| Written exercise |
Every record here should be printed again exactly.

======

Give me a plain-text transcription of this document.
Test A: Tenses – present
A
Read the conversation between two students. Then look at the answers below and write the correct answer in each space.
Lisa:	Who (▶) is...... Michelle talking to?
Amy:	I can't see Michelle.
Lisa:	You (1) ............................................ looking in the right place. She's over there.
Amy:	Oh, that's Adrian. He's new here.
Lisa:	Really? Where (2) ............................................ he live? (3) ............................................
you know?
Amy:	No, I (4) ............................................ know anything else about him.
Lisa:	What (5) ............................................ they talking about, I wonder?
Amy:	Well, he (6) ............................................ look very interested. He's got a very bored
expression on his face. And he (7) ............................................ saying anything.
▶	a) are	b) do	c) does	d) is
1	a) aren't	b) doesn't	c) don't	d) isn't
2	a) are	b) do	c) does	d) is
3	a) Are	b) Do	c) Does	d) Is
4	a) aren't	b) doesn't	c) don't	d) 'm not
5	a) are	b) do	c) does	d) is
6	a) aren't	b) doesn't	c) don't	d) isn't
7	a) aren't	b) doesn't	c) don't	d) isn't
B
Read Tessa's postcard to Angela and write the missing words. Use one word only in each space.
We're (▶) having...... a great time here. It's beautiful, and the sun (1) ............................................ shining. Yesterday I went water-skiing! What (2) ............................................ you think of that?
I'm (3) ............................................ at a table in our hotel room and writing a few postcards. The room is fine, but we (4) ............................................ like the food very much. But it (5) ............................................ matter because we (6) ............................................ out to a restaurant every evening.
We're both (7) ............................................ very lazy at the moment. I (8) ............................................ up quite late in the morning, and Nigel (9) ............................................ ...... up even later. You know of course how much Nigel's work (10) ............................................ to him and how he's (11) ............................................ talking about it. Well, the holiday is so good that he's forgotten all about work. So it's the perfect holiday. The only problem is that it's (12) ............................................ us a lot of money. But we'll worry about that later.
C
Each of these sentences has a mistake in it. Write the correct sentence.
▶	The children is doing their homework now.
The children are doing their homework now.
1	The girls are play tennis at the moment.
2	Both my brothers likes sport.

======

| Correct response |
Give me a plain-text transcription of this document.
Test A: Tenses – present
A
Read the conversation between two students. Then look at the answers below and write the correct answer in each space.
Lisa:	Who (▶) is...... Michelle talking to?
Amy:	I can't see Michelle.
Lisa:	You (1) ............................................ looking in the right place. She's over there.
Amy:	Oh, that's Adrian. He's new here.
Lisa:	Really? Where (2) ............................................ he live? (3) ............................................
you know?
Amy:	No, I (4) ............................................ know anything else about him.
Lisa:	What (5) ............................................ they talking about, I wonder?
Amy:	Well, he (6) ............................................ look very interested. He's got a very bored
expression on his face. And he (7) ............................................ saying anything.
▶	a) are	b) do	c) does	d) is
1	a) aren't	b) doesn't	c) don't	d) isn't
2	a) are	b) do	c) does	d) is
3	a) Are	b) Do	c) Does	d) Is
4	a) aren't	b) doesn't	c) don't	d) 'm not
5	a) are	b) do	c) does	d) is
6	a) aren't	b) doesn't	c) don't	d) isn't
7	a) aren't	b) doesn't	c) don't	d) isn't
B
Read Tessa's postcard to Angela and write the missing words. Use one word only in each space.
We're (▶) having...... a great time here. It's beautiful, and the sun (1) ............................................ shining. Yesterday I went water-skiing! What (2) ............................................ you think of that?
I'm (3) ............................................ at a table in our hotel room and writing a few postcards. The room is fine, but we (4) ............................................ like the food very much. But it (5) ............................................ matter because we (6) ............................................ out to a restaurant every evening.
We're both (7) ............................................ very lazy at the moment. I (8) ............................................ up quite late in the morning, and Nigel (9) ............................................ ...... up even later. You know of course how much Nigel's work (10) ............................................ to him and how he's (11) ............................................ talking about it. Well, the holiday is so good that he's forgotten all about work. So it's the perfect holiday. The only problem is that it's (12) ............................................ us a lot of money. But we'll worry about that later.
C
Each of these sentences has a mistake in it. Write the correct sentence.
▶	The children is doing their homework now.
The children are doing their homework now.
1	The girls are play tennis at the moment.
2	Both my brothers likes sport.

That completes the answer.